Collected data
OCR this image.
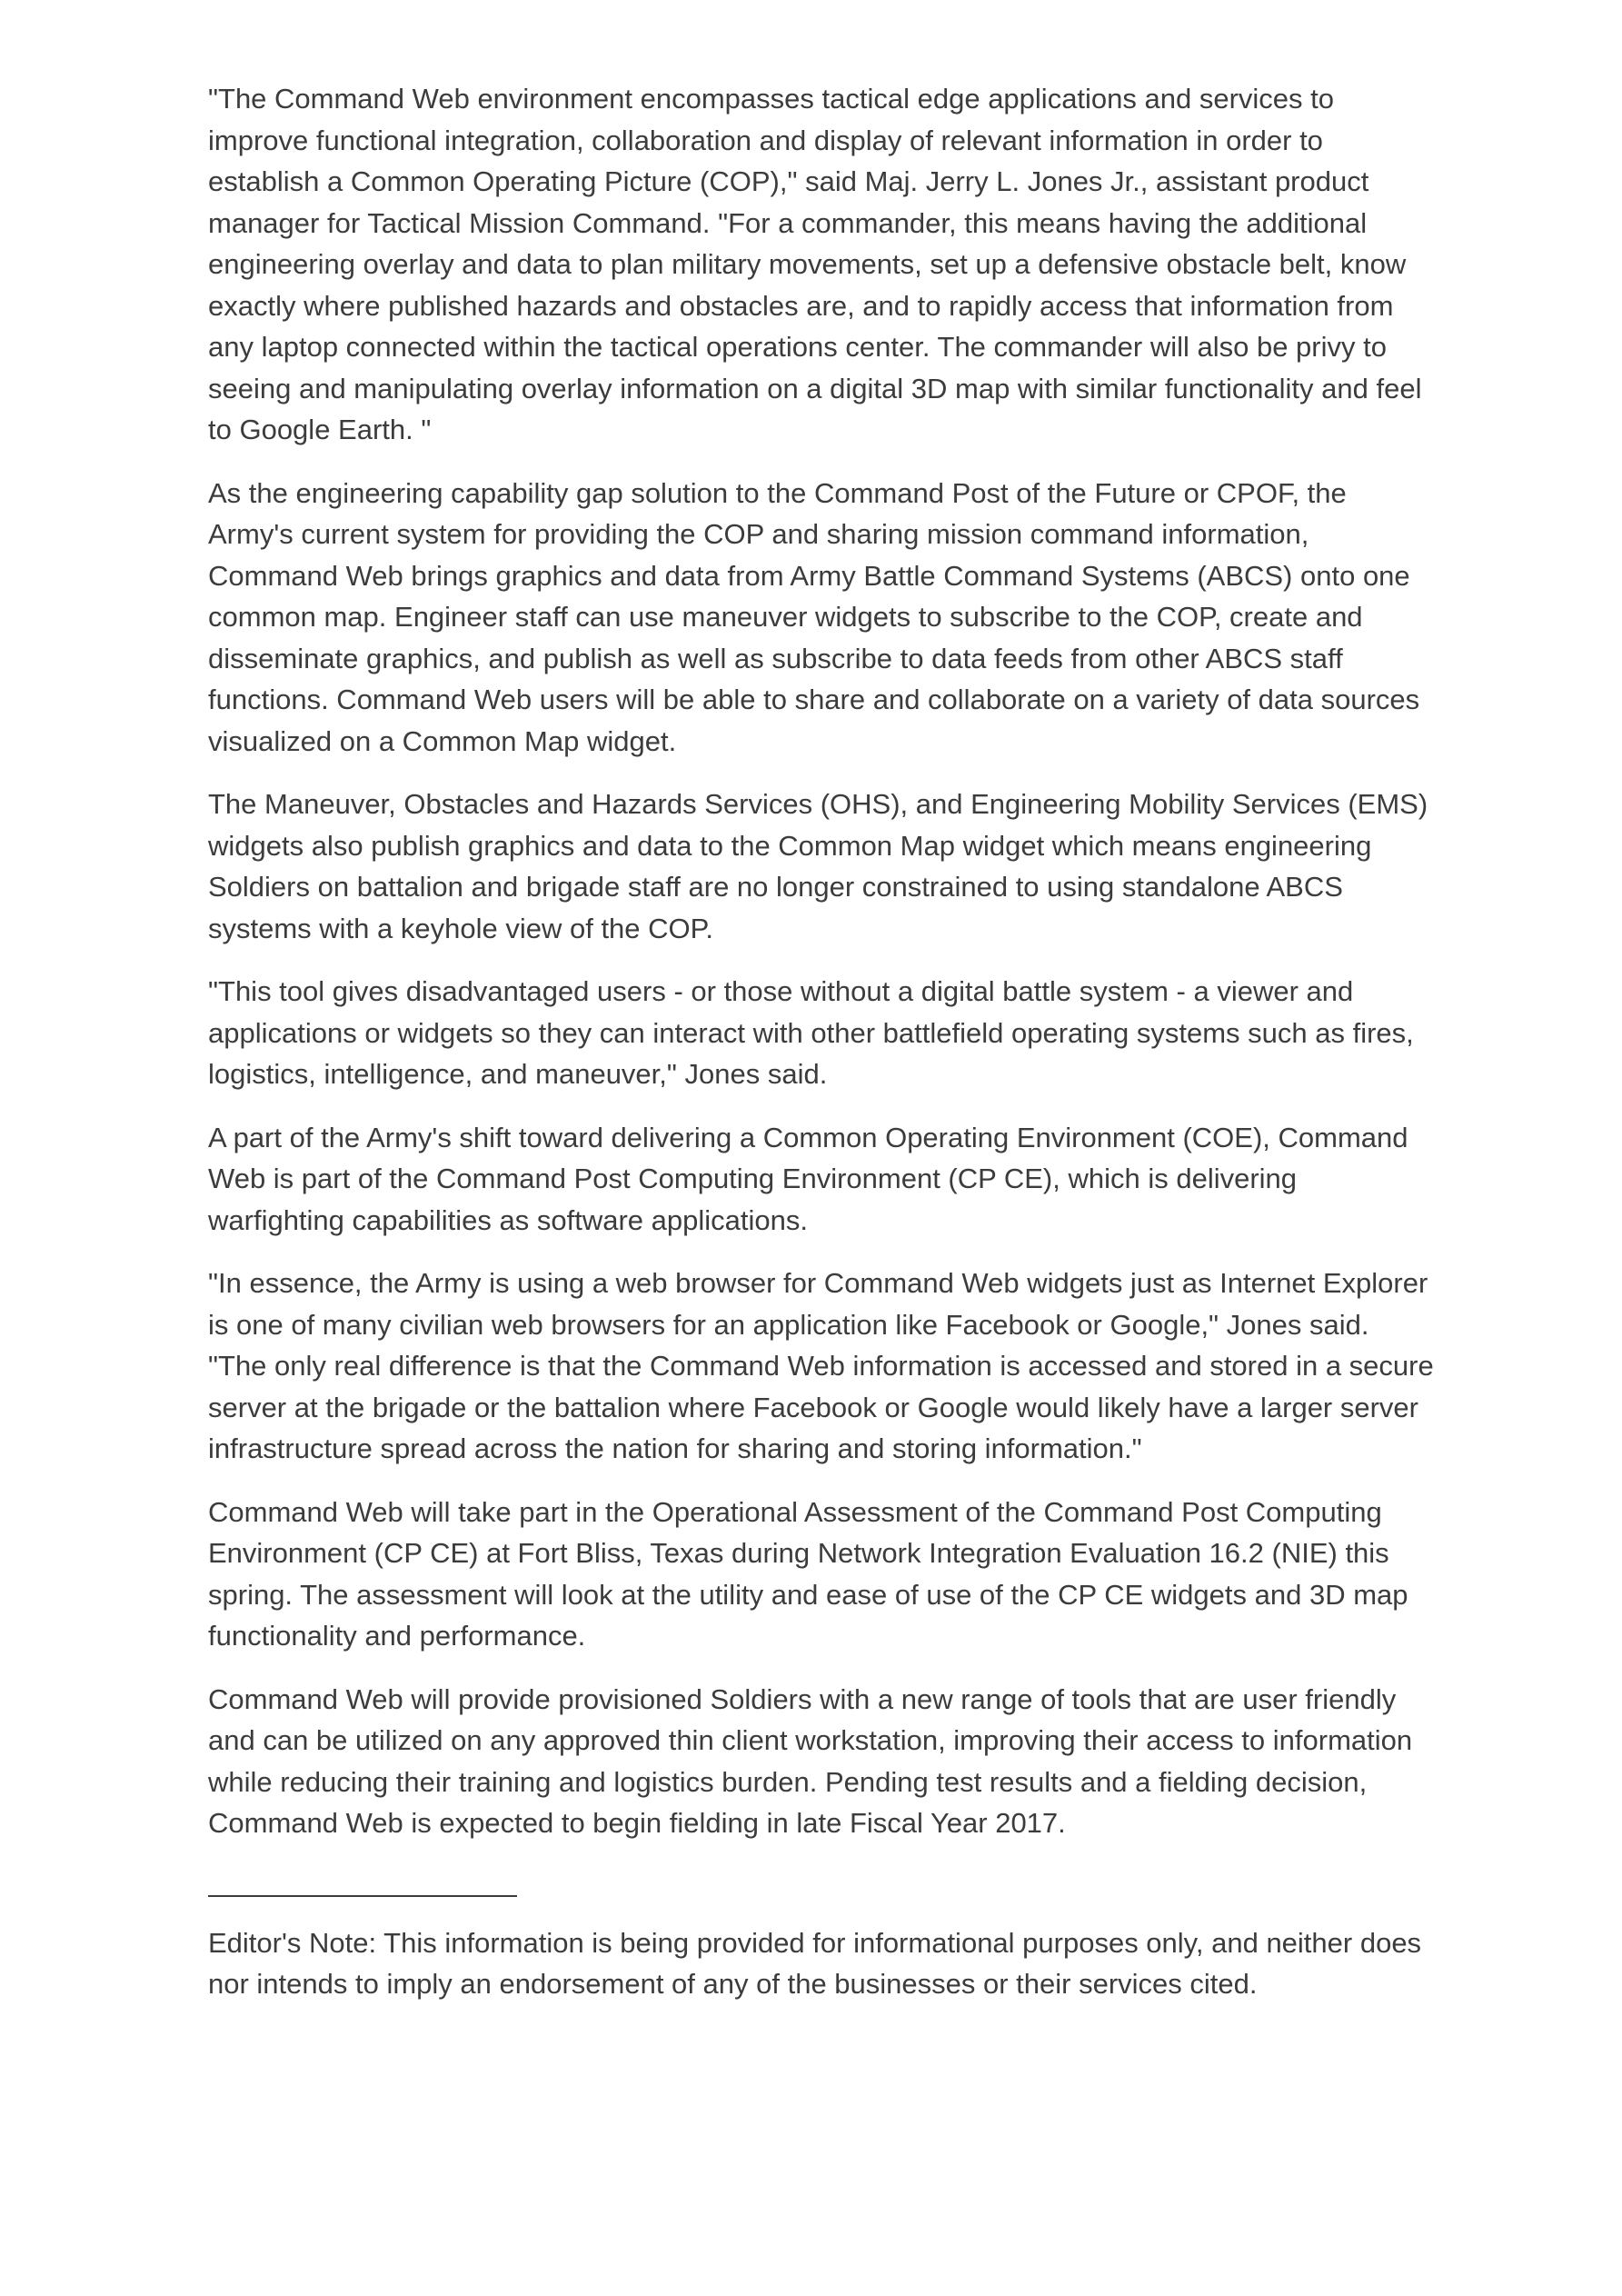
"The Command Web environment encompasses tactical edge applications and services to improve functional integration, collaboration and display of relevant information in order to establish a Common Operating Picture (COP)," said Maj. Jerry L. Jones Jr., assistant product manager for Tactical Mission Command. "For a commander, this means having the additional engineering overlay and data to plan military movements, set up a defensive obstacle belt, know exactly where published hazards and obstacles are, and to rapidly access that information from any laptop connected within the tactical operations center. The commander will also be privy to seeing and manipulating overlay information on a digital 3D map with similar functionality and feel to Google Earth. "

As the engineering capability gap solution to the Command Post of the Future or CPOF, the Army's current system for providing the COP and sharing mission command information, Command Web brings graphics and data from Army Battle Command Systems (ABCS) onto one common map. Engineer staff can use maneuver widgets to subscribe to the COP, create and disseminate graphics, and publish as well as subscribe to data feeds from other ABCS staff functions. Command Web users will be able to share and collaborate on a variety of data sources visualized on a Common Map widget.

The Maneuver, Obstacles and Hazards Services (OHS), and Engineering Mobility Services (EMS) widgets also publish graphics and data to the Common Map widget which means engineering Soldiers on battalion and brigade staff are no longer constrained to using standalone ABCS systems with a keyhole view of the COP.

"This tool gives disadvantaged users - or those without a digital battle system - a viewer and applications or widgets so they can interact with other battlefield operating systems such as fires, logistics, intelligence, and maneuver," Jones said.

A part of the Army's shift toward delivering a Common Operating Environment (COE), Command Web is part of the Command Post Computing Environment (CP CE), which is delivering warfighting capabilities as software applications.

"In essence, the Army is using a web browser for Command Web widgets just as Internet Explorer is one of many civilian web browsers for an application like Facebook or Google," Jones said. "The only real difference is that the Command Web information is accessed and stored in a secure server at the brigade or the battalion where Facebook or Google would likely have a larger server infrastructure spread across the nation for sharing and storing information."

Command Web will take part in the Operational Assessment of the Command Post Computing Environment (CP CE) at Fort Bliss, Texas during Network Integration Evaluation 16.2 (NIE) this spring. The assessment will look at the utility and ease of use of the CP CE widgets and 3D map functionality and performance.

Command Web will provide provisioned Soldiers with a new range of tools that are user friendly and can be utilized on any approved thin client workstation, improving their access to information while reducing their training and logistics burden. Pending test results and a fielding decision, Command Web is expected to begin fielding in late Fiscal Year 2017.

Editor's Note: This information is being provided for informational purposes only, and neither does nor intends to imply an endorsement of any of the businesses or their services cited.
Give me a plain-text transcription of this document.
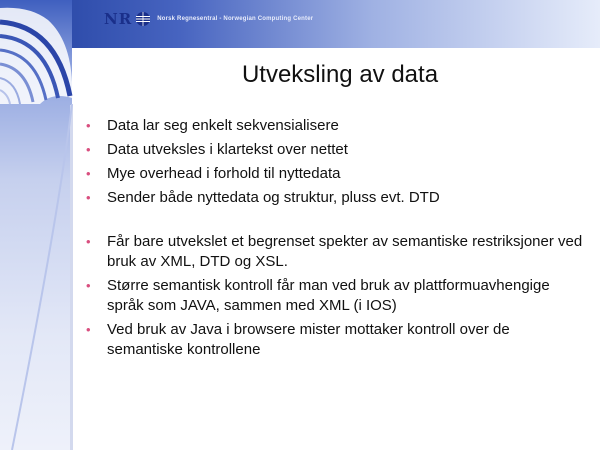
NR	Norsk Regnesentral - Norwegian Computing Center
Utveksling av data
• Data lar seg enkelt sekvensialisere
• Data utveksles i klartekst over nettet
• Mye overhead i forhold til nyttedata
• Sender både nyttedata og struktur, pluss evt. DTD
• Får bare utvekslet et begrenset spekter av semantiske restriksjoner ved bruk av XML, DTD og XSL.
• Større semantisk kontroll får man ved bruk av plattformuavhengige språk som JAVA, sammen med XML (i IOS)
• Ved bruk av Java i browsere mister mottaker kontroll over de semantiske kontrollene
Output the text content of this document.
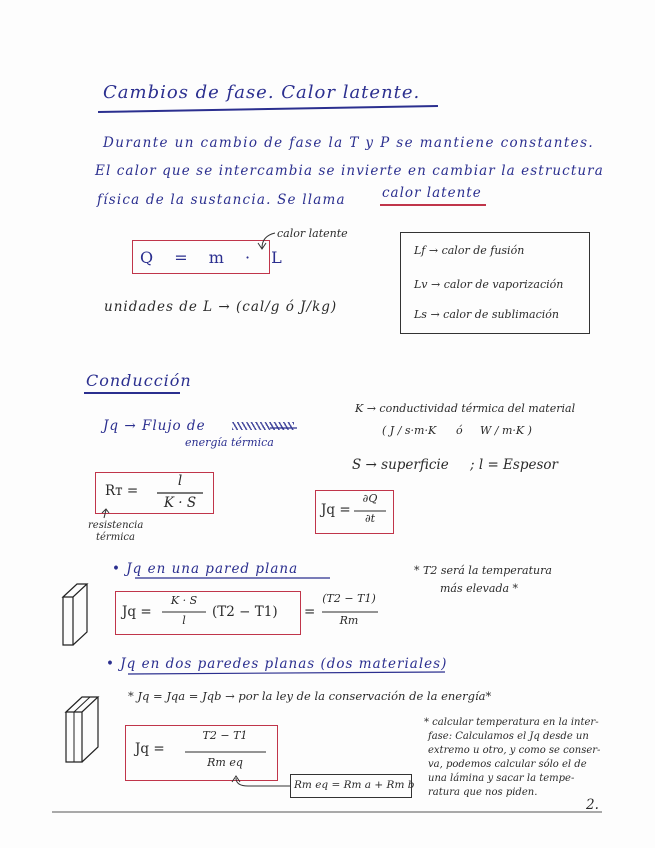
Cambios de fase. Calor latente.
Durante un cambio de fase la T y P se mantiene constantes.
El calor que se intercambia se invierte en cambiar la estructura
física de la sustancia. Se llama	calor latente
Q = m · L
calor latente
Lf → calor de fusión
Lv → calor de vaporización
Ls → calor de sublimación
unidades de L → (cal/g ó J/kg)
Conducción
Jq → Flujo de
energía térmica
K → conductividad térmica del material
( J / s·m·K ó W / m·K )
S → superficie ; l = Espesor
Rт =
l
K · S
resistencia
térmica
Jq =
∂Q
∂t
• Jq en una pared plana	* T2 será la temperatura
más elevada *
Jq =
K · S
l
(T2 − T1) =
(T2 − T1)
Rт
• Jq en dos paredes planas (dos materiales)
* Jq = Jqa = Jqb → por la ley de la conservación de la energía*
Jq =
T2 − T1
Rт eq
Rт eq = Rт a + Rт b
* calcular temperatura en la inter-
fase: Calculamos el Jq desde un
extremo u otro, y como se conser-
va, podemos calcular sólo el de
una lámina y sacar la tempe-
ratura que nos piden.
2.
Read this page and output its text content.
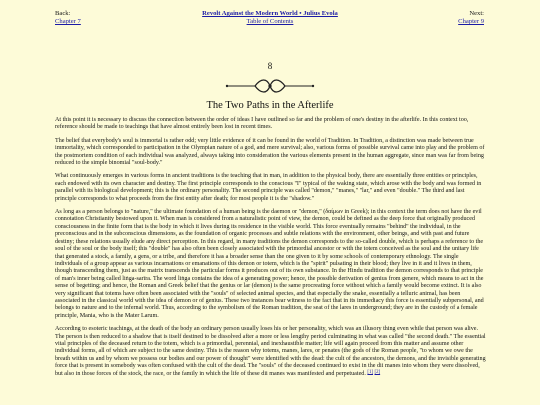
Back:
Chapter 7
Revolt Against the Modern World • Julius Evola
Table of Contents
Next:
Chapter 9
8
The Two Paths in the Afterlife

At this point it is necessary to discuss the connection between the order of ideas I have outlined so far and the problem of one's destiny in the afterlife. In this context too, reference should be made to teachings that have almost entirely been lost in recent times.

The belief that everybody's soul is immortal is rather odd; very little evidence of it can be found in the world of Tradition. In Tradition, a distinction was made between true immortality, which corresponded to participation in the Olympian nature of a god, and mere survival; also, various forms of possible survival came into play and the problem of the postmortem condition of each individual was analyzed, always taking into consideration the various elements present in the human aggregate, since man was far from being reduced to the simple binomial "soul-body."

What continuously emerges in various forms in ancient traditions is the teaching that in man, in addition to the physical body, there are essentially three entities or principles, each endowed with its own character and destiny. The first principle corresponds to the conscious "I" typical of the waking state, which arose with the body and was formed in parallel with its biological development; this is the ordinary personality. The second principle was called "demon," "manes," "lar," and even "double." The third and last principle corresponds to what proceeds from the first entity after death; for most people it is the "shadow."

As long as a person belongs to "nature," the ultimate foundation of a human being is the daemon or "demon," (δαίμων in Greek); in this context the term does not have the evil connotation Christianity bestowed upon it. When man is considered from a naturalistic point of view, the demon, could be defined as the deep force that originally produced consciousness in the finite form that is the body in which it lives during its residence in the visible world. This force eventually remains "behind" the individual, in the preconscious and in the subconscious dimensions, as the foundation of organic processes and subtle relations with the environment, other beings, and with past and future destiny; these relations usually elude any direct perception. In this regard, in many traditions the demon corresponds to the so-called double, which is perhaps a reference to the soul of the soul or the body itself; this "double" has also often been closely associated with the primordial ancestor or with the totem conceived as the soul and the unitary life that generated a stock, a family, a gens, or a tribe, and therefore it has a broader sense than the one given to it by some schools of contemporary ethnology. The single individuals of a group appear as various incarnations or emanations of this demon or totem, which is the "spirit" pulsating in their blood; they live in it and it lives in them, though transcending them, just as the matrix transcends the particular forms it produces out of its own substance. In the Hindu tradition the demon corresponds to that principle of man's inner being called liṅga-sarīra. The word liṅga contains the idea of a generating power; hence, the possible derivation of genius from genere, which means to act in the sense of begetting; and hence, the Roman and Greek belief that the genius or lar (demon) is the same procreating force without which a family would become extinct. It is also very significant that totems have often been associated with the "souls" of selected animal species, and that especially the snake, essentially a telluric animal, has been associated in the classical world with the idea of demon or of genius. These two instances bear witness to the fact that in its immediacy this force is essentially subpersonal, and belongs to nature and to the infernal world. Thus, according to the symbolism of the Roman tradition, the seat of the lares in underground; they are in the custody of a female principle, Mania, who is the Mater Larum.

According to esoteric teachings, at the death of the body an ordinary person usually loses his or her personality, which was an illusory thing even while that person was alive. The person is then reduced to a shadow that is itself destined to be dissolved after a more or less lengthy period culminating in what was called "the second death." The essential vital principles of the deceased return to the totem, which is a primordial, perennial, and inexhaustible matter; life will again proceed from this matter and assume other individual forms, all of which are subject to the same destiny. This is the reason why totems, manes, lares, or penates (the gods of the Roman people, "to whom we owe the breath within us and by whom we possess our bodies and our power of thought" were identified with the dead: the cult of the ancestors, the demons, and the invisible generating force that is present in somebody was often confused with the cult of the dead. The "souls" of the deceased continued to exist in the dii manes into whom they were dissolved, but also in those forces of the stock, the race, or the family in which the life of these dii manes was manifested and perpetuated. [1] [2]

- Problem statement -
Using the listing, copy every line where the word "logistics" shows up.

- Reply to the task -
"This tool gives disadvantaged users - or those without a digital battle system - a viewer and applications or widgets so they can interact with other battlefield operating systems such as fires, logistics, intelligence, and maneuver," Jones said.
Command Web will provide provisioned Soldiers with a new range of tools that are user friendly and can be utilized on any approved thin client workstation, improving their access to information while reducing their training and logistics burden. Pending test results and a fielding decision, Command Web is expected to begin fielding in late Fiscal Year 2017.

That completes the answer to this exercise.